[Collected data entries]
- - - - - - -
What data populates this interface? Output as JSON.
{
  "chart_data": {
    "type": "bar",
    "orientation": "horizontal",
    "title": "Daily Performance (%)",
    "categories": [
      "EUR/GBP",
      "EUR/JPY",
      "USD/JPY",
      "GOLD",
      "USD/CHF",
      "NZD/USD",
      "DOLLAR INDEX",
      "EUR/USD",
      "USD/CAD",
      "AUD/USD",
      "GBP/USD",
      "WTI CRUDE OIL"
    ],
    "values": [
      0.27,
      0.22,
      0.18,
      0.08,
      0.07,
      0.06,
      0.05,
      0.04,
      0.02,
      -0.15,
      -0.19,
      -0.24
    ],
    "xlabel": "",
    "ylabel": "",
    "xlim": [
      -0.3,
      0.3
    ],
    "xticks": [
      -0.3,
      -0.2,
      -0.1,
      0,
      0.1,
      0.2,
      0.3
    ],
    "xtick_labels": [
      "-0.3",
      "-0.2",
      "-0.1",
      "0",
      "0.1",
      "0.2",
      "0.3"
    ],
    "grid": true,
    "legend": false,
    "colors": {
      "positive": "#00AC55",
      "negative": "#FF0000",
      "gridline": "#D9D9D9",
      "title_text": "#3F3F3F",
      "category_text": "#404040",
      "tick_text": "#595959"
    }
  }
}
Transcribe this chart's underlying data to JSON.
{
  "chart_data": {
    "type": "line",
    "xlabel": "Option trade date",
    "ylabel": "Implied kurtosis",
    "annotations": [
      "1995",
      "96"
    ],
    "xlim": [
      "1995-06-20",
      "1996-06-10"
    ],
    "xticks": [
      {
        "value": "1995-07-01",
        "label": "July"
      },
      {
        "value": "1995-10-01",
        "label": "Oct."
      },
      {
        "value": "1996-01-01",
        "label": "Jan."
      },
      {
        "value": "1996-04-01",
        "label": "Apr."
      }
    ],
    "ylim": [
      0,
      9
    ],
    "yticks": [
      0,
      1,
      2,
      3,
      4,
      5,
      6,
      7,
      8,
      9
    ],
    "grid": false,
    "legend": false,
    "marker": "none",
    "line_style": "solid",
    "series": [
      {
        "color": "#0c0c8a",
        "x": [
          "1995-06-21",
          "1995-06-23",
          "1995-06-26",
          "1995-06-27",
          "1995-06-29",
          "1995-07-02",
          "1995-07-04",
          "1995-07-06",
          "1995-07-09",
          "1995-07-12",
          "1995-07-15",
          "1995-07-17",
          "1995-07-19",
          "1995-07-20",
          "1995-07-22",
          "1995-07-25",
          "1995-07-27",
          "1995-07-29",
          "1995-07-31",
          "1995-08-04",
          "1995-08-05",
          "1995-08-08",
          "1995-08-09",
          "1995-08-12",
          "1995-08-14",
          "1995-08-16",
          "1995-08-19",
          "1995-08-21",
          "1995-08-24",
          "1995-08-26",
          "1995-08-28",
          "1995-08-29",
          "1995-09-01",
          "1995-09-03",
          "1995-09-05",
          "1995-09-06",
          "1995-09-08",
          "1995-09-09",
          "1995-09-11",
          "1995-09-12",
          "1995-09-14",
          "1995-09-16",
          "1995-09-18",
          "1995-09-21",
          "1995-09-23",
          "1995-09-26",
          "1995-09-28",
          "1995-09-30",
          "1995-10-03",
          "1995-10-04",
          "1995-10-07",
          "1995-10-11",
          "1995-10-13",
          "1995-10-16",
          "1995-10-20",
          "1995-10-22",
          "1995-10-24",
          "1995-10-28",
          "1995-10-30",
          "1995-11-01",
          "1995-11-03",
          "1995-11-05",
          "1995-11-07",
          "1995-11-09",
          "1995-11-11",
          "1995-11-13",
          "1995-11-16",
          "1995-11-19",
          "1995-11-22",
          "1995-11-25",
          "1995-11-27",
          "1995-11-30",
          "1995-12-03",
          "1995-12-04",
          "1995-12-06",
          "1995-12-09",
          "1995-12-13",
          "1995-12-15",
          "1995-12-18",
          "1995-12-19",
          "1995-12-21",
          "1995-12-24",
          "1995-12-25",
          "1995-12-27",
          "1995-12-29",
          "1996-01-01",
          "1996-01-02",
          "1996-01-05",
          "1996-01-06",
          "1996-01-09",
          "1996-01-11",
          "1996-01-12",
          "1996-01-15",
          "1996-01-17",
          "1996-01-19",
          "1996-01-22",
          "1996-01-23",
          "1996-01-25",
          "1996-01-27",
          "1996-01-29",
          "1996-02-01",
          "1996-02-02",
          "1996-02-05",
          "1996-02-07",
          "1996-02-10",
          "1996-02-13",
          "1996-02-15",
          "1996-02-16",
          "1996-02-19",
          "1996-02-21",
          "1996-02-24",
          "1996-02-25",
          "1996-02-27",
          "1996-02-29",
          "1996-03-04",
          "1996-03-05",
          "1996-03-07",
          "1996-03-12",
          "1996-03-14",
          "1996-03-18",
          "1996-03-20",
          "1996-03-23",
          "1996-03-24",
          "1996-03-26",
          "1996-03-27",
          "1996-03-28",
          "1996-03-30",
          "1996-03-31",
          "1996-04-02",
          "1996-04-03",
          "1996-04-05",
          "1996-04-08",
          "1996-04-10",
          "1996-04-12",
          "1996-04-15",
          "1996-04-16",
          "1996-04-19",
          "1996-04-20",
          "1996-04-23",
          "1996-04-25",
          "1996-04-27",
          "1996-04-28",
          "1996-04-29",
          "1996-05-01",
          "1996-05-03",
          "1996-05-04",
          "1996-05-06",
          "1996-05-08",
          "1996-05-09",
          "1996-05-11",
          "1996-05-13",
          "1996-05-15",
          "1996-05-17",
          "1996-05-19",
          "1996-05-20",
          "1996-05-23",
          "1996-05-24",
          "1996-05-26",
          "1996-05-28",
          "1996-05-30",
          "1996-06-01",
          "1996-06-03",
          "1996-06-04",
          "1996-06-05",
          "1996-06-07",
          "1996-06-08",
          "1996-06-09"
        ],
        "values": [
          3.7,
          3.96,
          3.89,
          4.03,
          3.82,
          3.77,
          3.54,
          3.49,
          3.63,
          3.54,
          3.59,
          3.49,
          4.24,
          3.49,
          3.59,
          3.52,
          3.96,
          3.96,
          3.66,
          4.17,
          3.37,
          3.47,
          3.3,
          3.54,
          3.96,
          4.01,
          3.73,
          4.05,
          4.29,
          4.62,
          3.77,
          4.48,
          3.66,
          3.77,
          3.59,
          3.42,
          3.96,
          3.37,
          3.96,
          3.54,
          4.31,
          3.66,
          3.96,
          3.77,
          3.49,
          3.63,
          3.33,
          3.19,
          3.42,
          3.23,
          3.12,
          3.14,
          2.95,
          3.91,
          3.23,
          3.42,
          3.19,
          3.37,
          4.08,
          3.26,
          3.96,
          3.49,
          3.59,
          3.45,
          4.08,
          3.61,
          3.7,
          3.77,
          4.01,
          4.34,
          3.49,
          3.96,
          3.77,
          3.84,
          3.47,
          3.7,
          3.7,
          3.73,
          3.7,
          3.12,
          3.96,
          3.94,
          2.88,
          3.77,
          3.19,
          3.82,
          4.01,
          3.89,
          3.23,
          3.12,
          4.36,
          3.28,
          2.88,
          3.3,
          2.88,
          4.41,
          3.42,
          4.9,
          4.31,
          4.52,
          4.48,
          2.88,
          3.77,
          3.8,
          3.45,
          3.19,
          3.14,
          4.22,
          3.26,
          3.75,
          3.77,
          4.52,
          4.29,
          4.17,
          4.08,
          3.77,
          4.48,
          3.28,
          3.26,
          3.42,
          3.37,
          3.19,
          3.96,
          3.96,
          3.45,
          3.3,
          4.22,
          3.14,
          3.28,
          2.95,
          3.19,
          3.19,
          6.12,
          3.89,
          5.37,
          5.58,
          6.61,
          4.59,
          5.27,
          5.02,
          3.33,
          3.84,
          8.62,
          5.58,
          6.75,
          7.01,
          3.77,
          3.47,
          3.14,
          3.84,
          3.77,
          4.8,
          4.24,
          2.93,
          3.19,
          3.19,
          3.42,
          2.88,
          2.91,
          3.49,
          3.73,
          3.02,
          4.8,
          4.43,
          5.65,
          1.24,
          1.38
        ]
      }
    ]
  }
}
- - - - - - -
> **Written request**: Locate the lines above that contain "JSON" and copy them.

> **Written solution**:
What data populates this interface? Output as JSON.
Transcribe this chart's underlying data to JSON.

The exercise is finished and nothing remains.